:: Problem requirements ::
Write out every record in full, exactly as written, please.

:: Entries shown ::

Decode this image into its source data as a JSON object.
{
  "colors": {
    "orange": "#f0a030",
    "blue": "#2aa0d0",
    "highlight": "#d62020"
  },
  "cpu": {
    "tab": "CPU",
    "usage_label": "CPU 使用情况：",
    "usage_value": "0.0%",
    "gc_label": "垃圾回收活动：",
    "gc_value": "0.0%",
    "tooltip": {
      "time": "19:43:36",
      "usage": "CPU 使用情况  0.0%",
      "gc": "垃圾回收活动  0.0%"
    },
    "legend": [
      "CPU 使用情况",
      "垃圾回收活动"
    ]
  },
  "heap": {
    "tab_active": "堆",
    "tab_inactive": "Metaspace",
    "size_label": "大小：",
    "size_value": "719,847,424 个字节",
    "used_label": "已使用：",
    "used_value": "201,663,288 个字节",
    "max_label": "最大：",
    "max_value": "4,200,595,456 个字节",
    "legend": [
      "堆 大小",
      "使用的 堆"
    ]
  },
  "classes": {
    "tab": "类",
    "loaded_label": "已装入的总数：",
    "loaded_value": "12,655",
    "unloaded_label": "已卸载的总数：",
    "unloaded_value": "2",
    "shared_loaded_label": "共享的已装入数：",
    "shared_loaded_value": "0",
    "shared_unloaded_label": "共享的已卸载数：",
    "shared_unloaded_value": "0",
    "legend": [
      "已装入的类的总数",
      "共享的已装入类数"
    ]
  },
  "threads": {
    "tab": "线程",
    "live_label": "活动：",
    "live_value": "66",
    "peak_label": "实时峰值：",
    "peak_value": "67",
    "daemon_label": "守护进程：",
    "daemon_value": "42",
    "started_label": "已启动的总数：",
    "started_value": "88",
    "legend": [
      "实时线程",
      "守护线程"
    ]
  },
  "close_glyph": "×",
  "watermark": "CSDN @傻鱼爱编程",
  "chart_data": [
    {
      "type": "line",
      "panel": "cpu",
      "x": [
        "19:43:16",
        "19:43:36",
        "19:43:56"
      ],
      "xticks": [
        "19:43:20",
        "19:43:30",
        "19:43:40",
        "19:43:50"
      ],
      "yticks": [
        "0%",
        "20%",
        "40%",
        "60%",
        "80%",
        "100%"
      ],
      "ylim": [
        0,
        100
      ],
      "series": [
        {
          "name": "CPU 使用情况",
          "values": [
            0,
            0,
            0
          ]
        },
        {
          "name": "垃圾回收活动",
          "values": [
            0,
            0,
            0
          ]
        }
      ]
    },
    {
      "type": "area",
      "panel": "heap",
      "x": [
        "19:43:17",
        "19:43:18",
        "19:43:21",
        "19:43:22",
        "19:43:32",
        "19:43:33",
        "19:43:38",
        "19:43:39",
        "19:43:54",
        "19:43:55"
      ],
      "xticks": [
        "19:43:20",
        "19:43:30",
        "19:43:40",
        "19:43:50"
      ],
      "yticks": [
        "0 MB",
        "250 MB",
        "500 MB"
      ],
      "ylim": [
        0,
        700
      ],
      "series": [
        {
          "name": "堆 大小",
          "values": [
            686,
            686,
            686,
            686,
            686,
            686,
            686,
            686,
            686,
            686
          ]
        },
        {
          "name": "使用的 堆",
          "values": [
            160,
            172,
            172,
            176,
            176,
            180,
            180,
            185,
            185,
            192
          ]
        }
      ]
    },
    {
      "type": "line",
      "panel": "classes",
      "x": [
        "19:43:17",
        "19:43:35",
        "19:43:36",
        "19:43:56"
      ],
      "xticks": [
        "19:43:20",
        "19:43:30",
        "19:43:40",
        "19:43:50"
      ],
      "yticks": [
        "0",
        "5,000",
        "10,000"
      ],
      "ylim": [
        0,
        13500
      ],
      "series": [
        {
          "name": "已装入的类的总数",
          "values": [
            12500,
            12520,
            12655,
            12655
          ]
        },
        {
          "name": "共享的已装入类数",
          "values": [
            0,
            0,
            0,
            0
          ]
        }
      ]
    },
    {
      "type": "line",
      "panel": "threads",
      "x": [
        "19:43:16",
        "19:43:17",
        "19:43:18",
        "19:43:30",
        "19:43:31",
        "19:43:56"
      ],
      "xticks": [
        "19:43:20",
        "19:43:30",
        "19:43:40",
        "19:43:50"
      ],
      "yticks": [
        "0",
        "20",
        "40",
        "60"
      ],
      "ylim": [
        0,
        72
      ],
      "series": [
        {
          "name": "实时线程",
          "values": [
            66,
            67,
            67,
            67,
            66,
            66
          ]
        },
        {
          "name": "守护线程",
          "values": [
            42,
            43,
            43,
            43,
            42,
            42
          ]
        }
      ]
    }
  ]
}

:: Exercise output ::
Decode this image into its source data as a JSON object.
{
  "colors": {
    "orange": "#f0a030",
    "blue": "#2aa0d0",
    "highlight": "#d62020"
  },
  "cpu": {
    "tab": "CPU",
    "usage_label": "CPU 使用情况：",
    "usage_value": "0.0%",
    "gc_label": "垃圾回收活动：",
    "gc_value": "0.0%",
    "tooltip": {
      "time": "19:43:36",
      "usage": "CPU 使用情况  0.0%",
      "gc": "垃圾回收活动  0.0%"
    },
    "legend": [
      "CPU 使用情况",
      "垃圾回收活动"
    ]
  },
  "heap": {
    "tab_active": "堆",
    "tab_inactive": "Metaspace",
    "size_label": "大小：",
    "size_value": "719,847,424 个字节",
    "used_label": "已使用：",
    "used_value": "201,663,288 个字节",
    "max_label": "最大：",
    "max_value": "4,200,595,456 个字节",
    "legend": [
      "堆 大小",
      "使用的 堆"
    ]
  },
  "classes": {
    "tab": "类",
    "loaded_label": "已装入的总数：",
    "loaded_value": "12,655",
    "unloaded_label": "已卸载的总数：",
    "unloaded_value": "2",
    "shared_loaded_label": "共享的已装入数：",
    "shared_loaded_value": "0",
    "shared_unloaded_label": "共享的已卸载数：",
    "shared_unloaded_value": "0",
    "legend": [
      "已装入的类的总数",
      "共享的已装入类数"
    ]
  },
  "threads": {
    "tab": "线程",
    "live_label": "活动：",
    "live_value": "66",
    "peak_label": "实时峰值：",
    "peak_value": "67",
    "daemon_label": "守护进程：",
    "daemon_value": "42",
    "started_label": "已启动的总数：",
    "started_value": "88",
    "legend": [
      "实时线程",
      "守护线程"
    ]
  },
  "close_glyph": "×",
  "watermark": "CSDN @傻鱼爱编程",
  "chart_data": [
    {
      "type": "line",
      "panel": "cpu",
      "x": [
        "19:43:16",
        "19:43:36",
        "19:43:56"
      ],
      "xticks": [
        "19:43:20",
        "19:43:30",
        "19:43:40",
        "19:43:50"
      ],
      "yticks": [
        "0%",
        "20%",
        "40%",
        "60%",
        "80%",
        "100%"
      ],
      "ylim": [
        0,
        100
      ],
      "series": [
        {
          "name": "CPU 使用情况",
          "values": [
            0,
            0,
            0
          ]
        },
        {
          "name": "垃圾回收活动",
          "values": [
            0,
            0,
            0
          ]
        }
      ]
    },
    {
      "type": "area",
      "panel": "heap",
      "x": [
        "19:43:17",
        "19:43:18",
        "19:43:21",
        "19:43:22",
        "19:43:32",
        "19:43:33",
        "19:43:38",
        "19:43:39",
        "19:43:54",
        "19:43:55"
      ],
      "xticks": [
        "19:43:20",
        "19:43:30",
        "19:43:40",
        "19:43:50"
      ],
      "yticks": [
        "0 MB",
        "250 MB",
        "500 MB"
      ],
      "ylim": [
        0,
        700
      ],
      "series": [
        {
          "name": "堆 大小",
          "values": [
            686,
            686,
            686,
            686,
            686,
            686,
            686,
            686,
            686,
            686
          ]
        },
        {
          "name": "使用的 堆",
          "values": [
            160,
            172,
            172,
            176,
            176,
            180,
            180,
            185,
            185,
            192
          ]
        }
      ]
    },
    {
      "type": "line",
      "panel": "classes",
      "x": [
        "19:43:17",
        "19:43:35",
        "19:43:36",
        "19:43:56"
      ],
      "xticks": [
        "19:43:20",
        "19:43:30",
        "19:43:40",
        "19:43:50"
      ],
      "yticks": [
        "0",
        "5,000",
        "10,000"
      ],
      "ylim": [
        0,
        13500
      ],
      "series": [
        {
          "name": "已装入的类的总数",
          "values": [
            12500,
            12520,
            12655,
            12655
          ]
        },
        {
          "name": "共享的已装入类数",
          "values": [
            0,
            0,
            0,
            0
          ]
        }
      ]
    },
    {
      "type": "line",
      "panel": "threads",
      "x": [
        "19:43:16",
        "19:43:17",
        "19:43:18",
        "19:43:30",
        "19:43:31",
        "19:43:56"
      ],
      "xticks": [
        "19:43:20",
        "19:43:30",
        "19:43:40",
        "19:43:50"
      ],
      "yticks": [
        "0",
        "20",
        "40",
        "60"
      ],
      "ylim": [
        0,
        72
      ],
      "series": [
        {
          "name": "实时线程",
          "values": [
            66,
            67,
            67,
            67,
            66,
            66
          ]
        },
        {
          "name": "守护线程",
          "values": [
            42,
            43,
            43,
            43,
            42,
            42
          ]
        }
      ]
    }
  ]
}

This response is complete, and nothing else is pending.